GIVEN TEXT –
<<<<

This architecture is particularly problematic when trying to build reusable UI components. Organizationally, it makes sense to put something like a combobox widget in its own package that can be reused by other packages. However, because it likely comes with its own stylesheet, it must be bundled as an Atom package rather than a Node package.

To work around these issues, we introduced the concept of three types of packages in Nuclide: Node/npm, Node/apm, and Atom/apm. We have a README that explains this in detail, but the key insight is that a Node/apm package is a package that is available via npm (and can be loaded via require()), but is structured like an Atom package. We achieved this by introducing a utility, nuclide-atom-npm, which loads the code from a Node package, but also installs the resources from the styles/ and grammars/ directories in the package, if present. It also adds a hidden property on global to ensure that the package is loaded only once globally.

Nuclide has many packages that correspond to UI widgets that we use in Atom: nuclide-ui-checkbox, nuclide-ui-dropdown, nuclide-ui-panel, etc. If you look at the implementation of any of these packages, you will see that they load their code using nuclide-atom-npm. Using this technique, we can reliably require the building blocks of our UI synchronously, which would not be the case if our UI components were published as Atom packages. This is especially important to us because we build our UI in Atom using React.

React

In July 2014, the Atom team had a big blog post that celebrated their move to React for the editor. Months later, they had a very quiet pull request that removed the use of React in Atom. Basically, the Atom team felt that to achieve the best possible performance for their editor, they needed to hand-tune that code rather than risk the overhead of an abstraction, such as React.

This was unfortunate for Nuclide because one of the design limitations of React is that it expects there to be only one instance of the library installed in the environment. When you own all of the code in a web page, it is not a big deal to commit to using only one version (if anything, it's desirable!), but when you are trying to create an extensible platform like Atom, it presents a problem. Either Atom has to choose the version of React that every third-party package must use, or every third-party package must include its own version of React.

>>>>

STATED TASK 1 –
Retype the rows, beginning at the very first row and stopping after the row that contains "spectrogram-cell <box>451 145 455 150</box>".
STATED TASK 2 –
Write what comes next in the passage about Nuclide, Atom and React, picking up after its final sentence.
The passage about Nuclide and the rows that follow it are unrelated to each other.

DATA FOR PROCESSING –

<<<<

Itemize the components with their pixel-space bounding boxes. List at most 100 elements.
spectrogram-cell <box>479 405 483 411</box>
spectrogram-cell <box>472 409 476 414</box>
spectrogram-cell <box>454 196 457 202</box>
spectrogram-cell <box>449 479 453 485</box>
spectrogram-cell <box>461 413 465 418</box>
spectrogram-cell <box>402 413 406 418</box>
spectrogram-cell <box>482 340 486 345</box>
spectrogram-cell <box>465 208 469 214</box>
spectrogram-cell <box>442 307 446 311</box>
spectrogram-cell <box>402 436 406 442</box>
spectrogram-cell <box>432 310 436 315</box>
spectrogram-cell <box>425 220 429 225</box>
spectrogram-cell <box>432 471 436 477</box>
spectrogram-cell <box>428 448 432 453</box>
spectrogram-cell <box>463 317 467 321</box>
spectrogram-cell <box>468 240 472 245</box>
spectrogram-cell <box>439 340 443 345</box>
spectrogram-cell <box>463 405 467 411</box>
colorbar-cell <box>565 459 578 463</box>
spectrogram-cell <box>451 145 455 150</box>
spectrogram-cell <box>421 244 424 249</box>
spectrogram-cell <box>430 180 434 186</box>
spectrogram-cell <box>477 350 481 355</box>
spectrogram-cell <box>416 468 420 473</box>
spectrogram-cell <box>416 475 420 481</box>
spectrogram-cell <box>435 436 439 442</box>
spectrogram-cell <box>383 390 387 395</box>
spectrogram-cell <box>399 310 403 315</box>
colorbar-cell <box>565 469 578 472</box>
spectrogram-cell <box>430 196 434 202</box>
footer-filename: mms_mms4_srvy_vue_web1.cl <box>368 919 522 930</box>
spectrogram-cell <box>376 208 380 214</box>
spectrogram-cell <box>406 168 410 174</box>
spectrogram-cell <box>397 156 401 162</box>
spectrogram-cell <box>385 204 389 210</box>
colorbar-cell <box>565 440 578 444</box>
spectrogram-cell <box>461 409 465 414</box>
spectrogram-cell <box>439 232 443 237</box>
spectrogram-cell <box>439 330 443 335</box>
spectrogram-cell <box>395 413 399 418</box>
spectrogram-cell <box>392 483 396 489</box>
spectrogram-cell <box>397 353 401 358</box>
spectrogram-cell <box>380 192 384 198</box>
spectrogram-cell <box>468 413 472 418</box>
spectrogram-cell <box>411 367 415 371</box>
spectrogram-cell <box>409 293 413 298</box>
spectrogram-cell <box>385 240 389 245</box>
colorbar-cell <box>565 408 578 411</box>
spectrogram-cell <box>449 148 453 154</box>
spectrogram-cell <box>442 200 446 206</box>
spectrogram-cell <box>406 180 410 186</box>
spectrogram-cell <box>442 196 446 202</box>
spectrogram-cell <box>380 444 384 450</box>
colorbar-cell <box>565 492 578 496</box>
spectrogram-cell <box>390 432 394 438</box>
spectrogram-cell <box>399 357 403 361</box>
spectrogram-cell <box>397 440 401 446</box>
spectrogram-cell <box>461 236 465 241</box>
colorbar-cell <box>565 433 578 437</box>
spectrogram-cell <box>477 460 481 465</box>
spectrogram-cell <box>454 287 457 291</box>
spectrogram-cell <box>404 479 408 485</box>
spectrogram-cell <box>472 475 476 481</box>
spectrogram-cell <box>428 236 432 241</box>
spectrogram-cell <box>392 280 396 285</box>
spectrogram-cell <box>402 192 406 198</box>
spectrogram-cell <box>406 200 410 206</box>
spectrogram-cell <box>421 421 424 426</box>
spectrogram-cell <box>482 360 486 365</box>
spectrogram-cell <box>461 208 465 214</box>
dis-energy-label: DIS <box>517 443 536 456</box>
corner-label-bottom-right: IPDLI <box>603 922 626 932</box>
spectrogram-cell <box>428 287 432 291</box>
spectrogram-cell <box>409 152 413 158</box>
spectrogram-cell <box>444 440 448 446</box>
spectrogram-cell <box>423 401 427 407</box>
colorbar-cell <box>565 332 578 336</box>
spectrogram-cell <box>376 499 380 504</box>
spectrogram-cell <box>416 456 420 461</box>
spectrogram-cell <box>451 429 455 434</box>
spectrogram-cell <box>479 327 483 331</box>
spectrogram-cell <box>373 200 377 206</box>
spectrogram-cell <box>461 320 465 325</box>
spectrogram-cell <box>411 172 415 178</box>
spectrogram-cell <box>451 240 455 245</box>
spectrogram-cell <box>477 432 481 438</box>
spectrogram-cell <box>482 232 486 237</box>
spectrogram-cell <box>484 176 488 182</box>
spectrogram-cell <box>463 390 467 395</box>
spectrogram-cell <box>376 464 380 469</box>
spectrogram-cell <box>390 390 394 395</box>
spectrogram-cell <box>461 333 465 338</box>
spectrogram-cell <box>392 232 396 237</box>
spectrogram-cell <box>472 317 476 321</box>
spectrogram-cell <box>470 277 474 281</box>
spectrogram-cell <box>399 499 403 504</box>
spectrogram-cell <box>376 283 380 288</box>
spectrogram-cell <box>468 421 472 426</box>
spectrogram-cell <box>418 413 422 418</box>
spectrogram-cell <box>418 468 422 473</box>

>>>>

FINAL RESULT 1 –
Itemize the components with their pixel-space bounding boxes. List at most 100 elements.
spectrogram-cell <box>479 405 483 411</box>
spectrogram-cell <box>472 409 476 414</box>
spectrogram-cell <box>454 196 457 202</box>
spectrogram-cell <box>449 479 453 485</box>
spectrogram-cell <box>461 413 465 418</box>
spectrogram-cell <box>402 413 406 418</box>
spectrogram-cell <box>482 340 486 345</box>
spectrogram-cell <box>465 208 469 214</box>
spectrogram-cell <box>442 307 446 311</box>
spectrogram-cell <box>402 436 406 442</box>
spectrogram-cell <box>432 310 436 315</box>
spectrogram-cell <box>425 220 429 225</box>
spectrogram-cell <box>432 471 436 477</box>
spectrogram-cell <box>428 448 432 453</box>
spectrogram-cell <box>463 317 467 321</box>
spectrogram-cell <box>468 240 472 245</box>
spectrogram-cell <box>439 340 443 345</box>
spectrogram-cell <box>463 405 467 411</box>
colorbar-cell <box>565 459 578 463</box>
spectrogram-cell <box>451 145 455 150</box>

FINAL RESULT 2 –
The downside of Atom mandating the version of React is that, at some point, some package authors will want them to update it when a newer version of React comes out whereas other package authors will want them to hold back so their packages don't break. The downside of every third-party package (that wants to use React) including its own version is that multiple instances of React are not guaranteed to work together when used in the same environment. (It also increases the amount of code loaded globally at runtime.)

Further, React and Atom also conflict because they both want to control how events propagate through the system. To that end, when Atom was using React for its editor, it created a fork of React that did not interfere with Atom's event dispatch. This was based on React v0.11, which quickly became an outdated version of React.

Because we knew that Atom planned to remove their fork of React from their codebase before doing their 1.0 release, we needed to create our own fork that we could use. To that end, Jonas Gebhardt created the react-for-atom package, which is an Atom-compatible fork of React based off of React v0.13. As we did for the nuclide-atom-npm package, we added special logic that ensured that require('react-for-atom') could be called by various packages loaded by Atom, but it cached the result on the global environment so that subsequent calls to require() would return the cached result rather than load it again, making it act as a singleton.

Atom does not provide any sort of built-in UI library by default. The Atom UI itself does not use a standard library: most of the work is done via raw DOM operations. Although this gives package authors a lot of freedom, it also arrests some via a paradox of choice. On Nuclide, we have been using React very happily and successfully inside of Atom. The combination of Babel/JSX/React has facilitated producing performant and maintainable UI code.

Monorepo

Atom is developed as a collection of over 100 packages, each contained in its own repository. From the outside, this seems like an exhausting way to develop a large software project. Many, many commits to Atom are just minor version bumps to dependencies in package.json files across the various repos. To me, this is a lot of unnecessary noise.

Both Facebook and Google have extolled the benefits of a single, monolithic codebase. One of the key advantages over the multi-repo approach is that it makes it easier to develop and land atomic changes that span multiple parts of a project. For this and other reasons, we decided to develop the 100+ packages for Nuclide in a single repository.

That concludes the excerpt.